- _Stated task_
Return every record exactly as written.

- _Data provided_
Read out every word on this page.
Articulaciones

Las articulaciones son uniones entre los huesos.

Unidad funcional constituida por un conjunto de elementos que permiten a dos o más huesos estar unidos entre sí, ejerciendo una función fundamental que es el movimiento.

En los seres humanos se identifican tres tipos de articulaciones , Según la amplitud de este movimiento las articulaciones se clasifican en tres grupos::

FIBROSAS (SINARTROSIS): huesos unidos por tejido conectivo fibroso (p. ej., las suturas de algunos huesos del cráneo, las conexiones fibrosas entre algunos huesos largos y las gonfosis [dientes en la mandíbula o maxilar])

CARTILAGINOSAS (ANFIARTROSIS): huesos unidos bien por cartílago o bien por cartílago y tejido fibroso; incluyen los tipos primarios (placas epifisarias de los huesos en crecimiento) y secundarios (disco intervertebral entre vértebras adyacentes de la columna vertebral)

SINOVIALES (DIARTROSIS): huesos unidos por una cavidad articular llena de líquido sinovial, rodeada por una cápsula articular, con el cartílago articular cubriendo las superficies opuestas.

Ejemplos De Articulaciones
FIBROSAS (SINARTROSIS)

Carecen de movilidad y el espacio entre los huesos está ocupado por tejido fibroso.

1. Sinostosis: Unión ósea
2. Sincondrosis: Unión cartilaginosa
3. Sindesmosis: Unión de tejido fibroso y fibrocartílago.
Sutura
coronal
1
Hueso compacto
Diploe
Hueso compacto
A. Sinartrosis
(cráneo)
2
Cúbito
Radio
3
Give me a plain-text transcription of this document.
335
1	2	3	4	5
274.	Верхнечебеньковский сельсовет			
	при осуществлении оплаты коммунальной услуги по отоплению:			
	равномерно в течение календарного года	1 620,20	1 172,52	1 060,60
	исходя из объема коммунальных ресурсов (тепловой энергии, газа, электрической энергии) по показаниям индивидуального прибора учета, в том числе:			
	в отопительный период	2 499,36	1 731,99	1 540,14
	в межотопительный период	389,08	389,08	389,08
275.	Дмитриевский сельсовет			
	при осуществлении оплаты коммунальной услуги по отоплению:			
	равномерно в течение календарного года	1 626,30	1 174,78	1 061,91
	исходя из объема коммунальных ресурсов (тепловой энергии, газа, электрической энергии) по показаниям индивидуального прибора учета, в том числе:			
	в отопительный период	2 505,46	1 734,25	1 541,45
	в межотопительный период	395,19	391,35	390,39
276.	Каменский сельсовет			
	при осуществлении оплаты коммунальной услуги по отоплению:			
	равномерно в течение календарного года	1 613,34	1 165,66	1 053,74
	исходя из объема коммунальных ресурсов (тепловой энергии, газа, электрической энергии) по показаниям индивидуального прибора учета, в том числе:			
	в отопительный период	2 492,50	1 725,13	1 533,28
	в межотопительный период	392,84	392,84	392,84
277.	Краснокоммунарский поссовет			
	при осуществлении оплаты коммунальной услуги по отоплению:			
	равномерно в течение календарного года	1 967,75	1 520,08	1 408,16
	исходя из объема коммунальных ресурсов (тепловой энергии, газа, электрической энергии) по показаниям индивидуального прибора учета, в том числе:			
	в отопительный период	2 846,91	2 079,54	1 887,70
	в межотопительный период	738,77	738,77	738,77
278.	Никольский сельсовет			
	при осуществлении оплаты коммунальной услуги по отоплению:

- _Complete answer_
Read out every word on this page.
Articulaciones

Las articulaciones son uniones entre los huesos.

Unidad funcional constituida por un conjunto de elementos que permiten a dos o más huesos estar unidos entre sí, ejerciendo una función fundamental que es el movimiento.

En los seres humanos se identifican tres tipos de articulaciones , Según la amplitud de este movimiento las articulaciones se clasifican en tres grupos::

FIBROSAS (SINARTROSIS): huesos unidos por tejido conectivo fibroso (p. ej., las suturas de algunos huesos del cráneo, las conexiones fibrosas entre algunos huesos largos y las gonfosis [dientes en la mandíbula o maxilar])

CARTILAGINOSAS (ANFIARTROSIS): huesos unidos bien por cartílago o bien por cartílago y tejido fibroso; incluyen los tipos primarios (placas epifisarias de los huesos en crecimiento) y secundarios (disco intervertebral entre vértebras adyacentes de la columna vertebral)

SINOVIALES (DIARTROSIS): huesos unidos por una cavidad articular llena de líquido sinovial, rodeada por una cápsula articular, con el cartílago articular cubriendo las superficies opuestas.

Ejemplos De Articulaciones
FIBROSAS (SINARTROSIS)

Carecen de movilidad y el espacio entre los huesos está ocupado por tejido fibroso.

1. Sinostosis: Unión ósea
2. Sincondrosis: Unión cartilaginosa
3. Sindesmosis: Unión de tejido fibroso y fibrocartílago.
Sutura
coronal
1
Hueso compacto
Diploe
Hueso compacto
A. Sinartrosis
(cráneo)
2
Cúbito
Radio
3
Give me a plain-text transcription of this document.
335
1	2	3	4	5
274.	Верхнечебеньковский сельсовет			
	при осуществлении оплаты коммунальной услуги по отоплению:			
	равномерно в течение календарного года	1 620,20	1 172,52	1 060,60
	исходя из объема коммунальных ресурсов (тепловой энергии, газа, электрической энергии) по показаниям индивидуального прибора учета, в том числе:			
	в отопительный период	2 499,36	1 731,99	1 540,14
	в межотопительный период	389,08	389,08	389,08
275.	Дмитриевский сельсовет			
	при осуществлении оплаты коммунальной услуги по отоплению:			
	равномерно в течение календарного года	1 626,30	1 174,78	1 061,91
	исходя из объема коммунальных ресурсов (тепловой энергии, газа, электрической энергии) по показаниям индивидуального прибора учета, в том числе:			
	в отопительный период	2 505,46	1 734,25	1 541,45
	в межотопительный период	395,19	391,35	390,39
276.	Каменский сельсовет			
	при осуществлении оплаты коммунальной услуги по отоплению:			
	равномерно в течение календарного года	1 613,34	1 165,66	1 053,74
	исходя из объема коммунальных ресурсов (тепловой энергии, газа, электрической энергии) по показаниям индивидуального прибора учета, в том числе:			
	в отопительный период	2 492,50	1 725,13	1 533,28
	в межотопительный период	392,84	392,84	392,84
277.	Краснокоммунарский поссовет			
	при осуществлении оплаты коммунальной услуги по отоплению:			
	равномерно в течение календарного года	1 967,75	1 520,08	1 408,16
	исходя из объема коммунальных ресурсов (тепловой энергии, газа, электрической энергии) по показаниям индивидуального прибора учета, в том числе:			
	в отопительный период	2 846,91	2 079,54	1 887,70
	в межотопительный период	738,77	738,77	738,77
278.	Никольский сельсовет			
	при осуществлении оплаты коммунальной услуги по отоплению:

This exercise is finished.